Reading text:
=====

In terms of the UTPN function (Upper Tailed Probability
Normal) on the HP48/49 calculators:
Call= P*EXP(-q*T)*UTPN(T*(mu+SQ(s),T*SQ(s),LN(X/P))
     -X*EXP(-r*T)*UTPN(T*mu,T*SQ(s),LN(X/P))
So the following program may be used in the "NUM.SLV" on the
HP49G (in RPN mode) or in the HP48:
<<
g q - s SQ 2. / + T * s SQ T * X P / LN UTPN
P * q * T NEG EXP *
g q - s SQ 2. / - T * s SQ T * X P / LN UTPN
X * r * T NEG EXP *
- CALL -
>>

Also, on the HP49G in RPN mode this may be used:
`'P*EXP(-q*T)*UTPN(T*(g-q+SQ(s)/2),T*s^2,LN(X/P))
 -X*EXP(-r*T)*UTPN(T*(g-q-SQ(s)/2),T*s^2,LN(X/P))
 -CALL'`

Note the backward quotes surrounding the above.

=====

Collection entries:

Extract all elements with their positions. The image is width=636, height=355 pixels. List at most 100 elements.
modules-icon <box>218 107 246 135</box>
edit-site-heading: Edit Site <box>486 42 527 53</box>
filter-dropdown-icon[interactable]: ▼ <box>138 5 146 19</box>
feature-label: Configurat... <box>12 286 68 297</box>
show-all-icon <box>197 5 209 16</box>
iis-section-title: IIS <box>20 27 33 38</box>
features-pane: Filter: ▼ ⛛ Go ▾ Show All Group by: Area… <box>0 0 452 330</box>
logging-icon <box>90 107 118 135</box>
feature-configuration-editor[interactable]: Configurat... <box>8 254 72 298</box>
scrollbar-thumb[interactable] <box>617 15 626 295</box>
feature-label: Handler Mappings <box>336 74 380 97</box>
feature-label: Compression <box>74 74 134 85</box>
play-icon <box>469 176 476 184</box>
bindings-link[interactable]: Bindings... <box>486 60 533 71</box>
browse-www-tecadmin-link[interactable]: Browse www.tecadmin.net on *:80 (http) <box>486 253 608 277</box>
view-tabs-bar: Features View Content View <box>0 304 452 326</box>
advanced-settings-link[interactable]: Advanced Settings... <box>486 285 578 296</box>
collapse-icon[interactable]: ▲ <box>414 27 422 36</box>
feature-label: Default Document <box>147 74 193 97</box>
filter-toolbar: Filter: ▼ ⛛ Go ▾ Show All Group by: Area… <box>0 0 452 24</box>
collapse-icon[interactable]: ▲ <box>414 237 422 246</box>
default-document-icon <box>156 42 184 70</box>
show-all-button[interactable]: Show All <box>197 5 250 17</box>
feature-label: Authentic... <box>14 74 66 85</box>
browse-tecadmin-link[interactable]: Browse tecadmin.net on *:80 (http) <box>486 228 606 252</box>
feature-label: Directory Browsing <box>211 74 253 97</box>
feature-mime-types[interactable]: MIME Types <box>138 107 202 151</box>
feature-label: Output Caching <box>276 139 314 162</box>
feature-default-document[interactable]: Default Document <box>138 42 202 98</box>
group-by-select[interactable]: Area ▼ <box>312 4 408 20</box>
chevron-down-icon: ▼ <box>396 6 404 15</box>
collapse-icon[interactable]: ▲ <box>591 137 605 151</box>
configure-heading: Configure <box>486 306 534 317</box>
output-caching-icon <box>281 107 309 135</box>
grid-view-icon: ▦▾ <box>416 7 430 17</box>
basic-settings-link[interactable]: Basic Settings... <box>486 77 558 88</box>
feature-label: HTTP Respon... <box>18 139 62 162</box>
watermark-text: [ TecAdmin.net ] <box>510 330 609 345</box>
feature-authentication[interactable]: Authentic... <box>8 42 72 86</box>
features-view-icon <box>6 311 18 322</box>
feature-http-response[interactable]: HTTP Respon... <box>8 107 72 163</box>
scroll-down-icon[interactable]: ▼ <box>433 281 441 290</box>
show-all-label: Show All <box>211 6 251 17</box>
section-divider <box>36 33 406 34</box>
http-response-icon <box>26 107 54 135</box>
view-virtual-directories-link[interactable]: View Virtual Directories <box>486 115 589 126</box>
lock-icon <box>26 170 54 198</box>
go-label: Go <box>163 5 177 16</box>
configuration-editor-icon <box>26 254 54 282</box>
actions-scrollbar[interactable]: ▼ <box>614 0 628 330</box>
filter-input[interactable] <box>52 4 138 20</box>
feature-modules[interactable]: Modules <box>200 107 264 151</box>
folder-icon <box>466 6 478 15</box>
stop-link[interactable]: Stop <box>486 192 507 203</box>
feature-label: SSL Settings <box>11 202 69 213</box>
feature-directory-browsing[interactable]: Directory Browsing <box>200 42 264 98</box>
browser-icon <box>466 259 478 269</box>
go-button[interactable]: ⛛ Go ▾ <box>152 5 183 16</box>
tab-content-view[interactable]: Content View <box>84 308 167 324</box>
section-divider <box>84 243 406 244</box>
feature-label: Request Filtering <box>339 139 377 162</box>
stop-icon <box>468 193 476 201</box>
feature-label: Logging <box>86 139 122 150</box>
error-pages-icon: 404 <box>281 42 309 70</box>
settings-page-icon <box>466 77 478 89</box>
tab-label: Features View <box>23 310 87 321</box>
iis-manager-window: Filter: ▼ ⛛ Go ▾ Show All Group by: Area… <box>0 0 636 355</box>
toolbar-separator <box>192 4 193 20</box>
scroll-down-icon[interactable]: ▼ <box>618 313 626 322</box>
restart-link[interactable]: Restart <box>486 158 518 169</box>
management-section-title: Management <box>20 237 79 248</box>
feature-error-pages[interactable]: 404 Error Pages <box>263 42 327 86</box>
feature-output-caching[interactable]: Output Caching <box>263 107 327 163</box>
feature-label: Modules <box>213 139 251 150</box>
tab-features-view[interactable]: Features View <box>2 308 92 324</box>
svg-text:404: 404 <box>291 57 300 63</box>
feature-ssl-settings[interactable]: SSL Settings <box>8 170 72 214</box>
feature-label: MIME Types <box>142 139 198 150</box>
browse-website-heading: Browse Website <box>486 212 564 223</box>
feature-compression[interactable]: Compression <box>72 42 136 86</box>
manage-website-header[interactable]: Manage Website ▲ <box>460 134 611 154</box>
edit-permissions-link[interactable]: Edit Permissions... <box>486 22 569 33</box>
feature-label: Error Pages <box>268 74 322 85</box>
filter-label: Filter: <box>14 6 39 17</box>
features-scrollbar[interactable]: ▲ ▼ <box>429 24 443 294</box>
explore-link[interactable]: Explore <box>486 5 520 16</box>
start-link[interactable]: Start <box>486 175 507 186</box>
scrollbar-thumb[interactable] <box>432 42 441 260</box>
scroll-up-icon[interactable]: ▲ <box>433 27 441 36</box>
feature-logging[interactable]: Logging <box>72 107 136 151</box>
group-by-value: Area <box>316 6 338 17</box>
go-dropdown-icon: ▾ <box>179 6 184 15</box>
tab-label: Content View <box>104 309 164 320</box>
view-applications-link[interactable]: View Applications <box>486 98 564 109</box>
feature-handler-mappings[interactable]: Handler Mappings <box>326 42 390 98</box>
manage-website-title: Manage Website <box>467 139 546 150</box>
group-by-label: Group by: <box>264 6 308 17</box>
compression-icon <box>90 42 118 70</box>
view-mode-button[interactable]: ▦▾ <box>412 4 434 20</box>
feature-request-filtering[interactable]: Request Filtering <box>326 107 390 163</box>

=====

Instructions:
• a. Based on the HP48/49 text, answer yes or no for each statement, quoting the words from the text that decide it: (i) the program can be run in NUM.SLV on the HP49G in RPN mode; (ii) the second version is meant only for the HP48; (iii) backward quotes surround the second version.
• b. Retype the HP48/49 text from "In terms of" to "-X*EXP(-r*T)*UTPN(T*mu,T*SQ(s),LN(X/P))".
The data is not needed for any of this work.

Solutions to the problems:
• a.
(i) Yes: "on the HP49G (in RPN mode) or in the HP48"
(ii) No: "Also, on the HP49G in RPN mode this may be used"
(iii) Yes: "Note the backward quotes surrounding the above."

• b.
In terms of the UTPN function (Upper Tailed Probability
Normal) on the HP48/49 calculators:
Call= P*EXP(-q*T)*UTPN(T*(mu+SQ(s),T*SQ(s),LN(X/P))
     -X*EXP(-r*T)*UTPN(T*mu,T*SQ(s),LN(X/P))